-- Short problem --
From the entries below, copy every line that holds the word "morning".

■ ■ ■

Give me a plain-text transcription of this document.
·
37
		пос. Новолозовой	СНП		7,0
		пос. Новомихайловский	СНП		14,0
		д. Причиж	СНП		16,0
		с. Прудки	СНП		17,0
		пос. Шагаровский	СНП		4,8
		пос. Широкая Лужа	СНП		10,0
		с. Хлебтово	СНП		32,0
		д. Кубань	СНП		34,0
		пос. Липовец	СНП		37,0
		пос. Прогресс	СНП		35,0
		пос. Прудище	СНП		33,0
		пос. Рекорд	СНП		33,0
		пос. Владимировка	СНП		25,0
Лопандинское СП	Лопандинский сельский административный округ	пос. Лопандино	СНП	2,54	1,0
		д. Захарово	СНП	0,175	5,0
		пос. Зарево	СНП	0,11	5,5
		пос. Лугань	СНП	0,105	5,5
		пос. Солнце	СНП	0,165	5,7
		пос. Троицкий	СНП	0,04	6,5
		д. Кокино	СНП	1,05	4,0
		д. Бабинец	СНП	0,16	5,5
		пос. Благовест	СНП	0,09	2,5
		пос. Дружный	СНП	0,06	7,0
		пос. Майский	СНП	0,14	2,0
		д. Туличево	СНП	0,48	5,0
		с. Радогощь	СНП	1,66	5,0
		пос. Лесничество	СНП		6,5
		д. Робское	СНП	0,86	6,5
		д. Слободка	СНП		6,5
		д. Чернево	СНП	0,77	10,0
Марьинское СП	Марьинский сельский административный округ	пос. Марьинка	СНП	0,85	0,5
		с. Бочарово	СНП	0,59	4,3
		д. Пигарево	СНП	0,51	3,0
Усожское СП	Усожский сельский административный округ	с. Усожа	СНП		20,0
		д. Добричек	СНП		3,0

■ ■ ■

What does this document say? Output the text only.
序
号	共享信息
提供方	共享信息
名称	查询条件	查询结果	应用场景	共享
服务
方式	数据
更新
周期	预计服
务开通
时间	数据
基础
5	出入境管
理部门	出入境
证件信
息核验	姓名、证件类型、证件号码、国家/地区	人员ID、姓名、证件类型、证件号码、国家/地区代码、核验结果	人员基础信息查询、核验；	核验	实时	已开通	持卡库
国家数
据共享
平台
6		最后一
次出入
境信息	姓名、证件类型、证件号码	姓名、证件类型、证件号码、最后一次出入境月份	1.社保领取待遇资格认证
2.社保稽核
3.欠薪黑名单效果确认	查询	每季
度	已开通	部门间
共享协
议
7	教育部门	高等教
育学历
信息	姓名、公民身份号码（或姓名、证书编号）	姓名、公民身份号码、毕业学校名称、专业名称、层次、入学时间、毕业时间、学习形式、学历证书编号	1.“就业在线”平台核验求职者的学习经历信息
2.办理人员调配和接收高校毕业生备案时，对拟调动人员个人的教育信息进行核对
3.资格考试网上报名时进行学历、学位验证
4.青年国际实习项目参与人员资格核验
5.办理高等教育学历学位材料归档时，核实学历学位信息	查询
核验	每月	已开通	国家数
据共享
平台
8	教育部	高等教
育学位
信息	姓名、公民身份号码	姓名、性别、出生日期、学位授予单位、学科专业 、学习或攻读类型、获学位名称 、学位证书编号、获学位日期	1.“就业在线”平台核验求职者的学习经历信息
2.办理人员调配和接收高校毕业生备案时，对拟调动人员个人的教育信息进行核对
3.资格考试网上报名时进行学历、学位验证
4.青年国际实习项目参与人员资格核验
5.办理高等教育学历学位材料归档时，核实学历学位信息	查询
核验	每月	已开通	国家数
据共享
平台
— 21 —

■ ■ ■

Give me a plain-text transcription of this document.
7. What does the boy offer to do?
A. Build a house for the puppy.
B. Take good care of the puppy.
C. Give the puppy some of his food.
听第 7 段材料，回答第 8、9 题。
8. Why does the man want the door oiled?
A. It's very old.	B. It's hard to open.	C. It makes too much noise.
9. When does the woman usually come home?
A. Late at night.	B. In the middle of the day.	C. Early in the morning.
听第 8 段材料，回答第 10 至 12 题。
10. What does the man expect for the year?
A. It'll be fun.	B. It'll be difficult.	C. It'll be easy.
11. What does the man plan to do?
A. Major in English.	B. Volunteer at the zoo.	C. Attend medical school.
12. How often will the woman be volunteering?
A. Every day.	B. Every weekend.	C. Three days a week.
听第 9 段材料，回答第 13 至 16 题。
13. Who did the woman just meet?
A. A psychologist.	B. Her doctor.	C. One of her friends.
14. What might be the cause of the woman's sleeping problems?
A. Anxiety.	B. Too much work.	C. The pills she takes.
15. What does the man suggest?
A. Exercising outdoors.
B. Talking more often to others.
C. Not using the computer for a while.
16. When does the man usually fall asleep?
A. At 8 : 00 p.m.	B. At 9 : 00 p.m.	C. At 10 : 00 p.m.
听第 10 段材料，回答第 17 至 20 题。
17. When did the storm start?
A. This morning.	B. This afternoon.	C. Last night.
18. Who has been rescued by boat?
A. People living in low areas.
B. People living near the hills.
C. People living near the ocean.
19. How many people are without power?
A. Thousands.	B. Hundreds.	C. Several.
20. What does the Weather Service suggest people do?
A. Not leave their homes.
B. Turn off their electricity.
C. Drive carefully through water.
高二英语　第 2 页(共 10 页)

■ ■ ■

-- Full output --
A. Late at night.	B. In the middle of the day.	C. Early in the morning.
A. This morning.	B. This afternoon.	C. Last night.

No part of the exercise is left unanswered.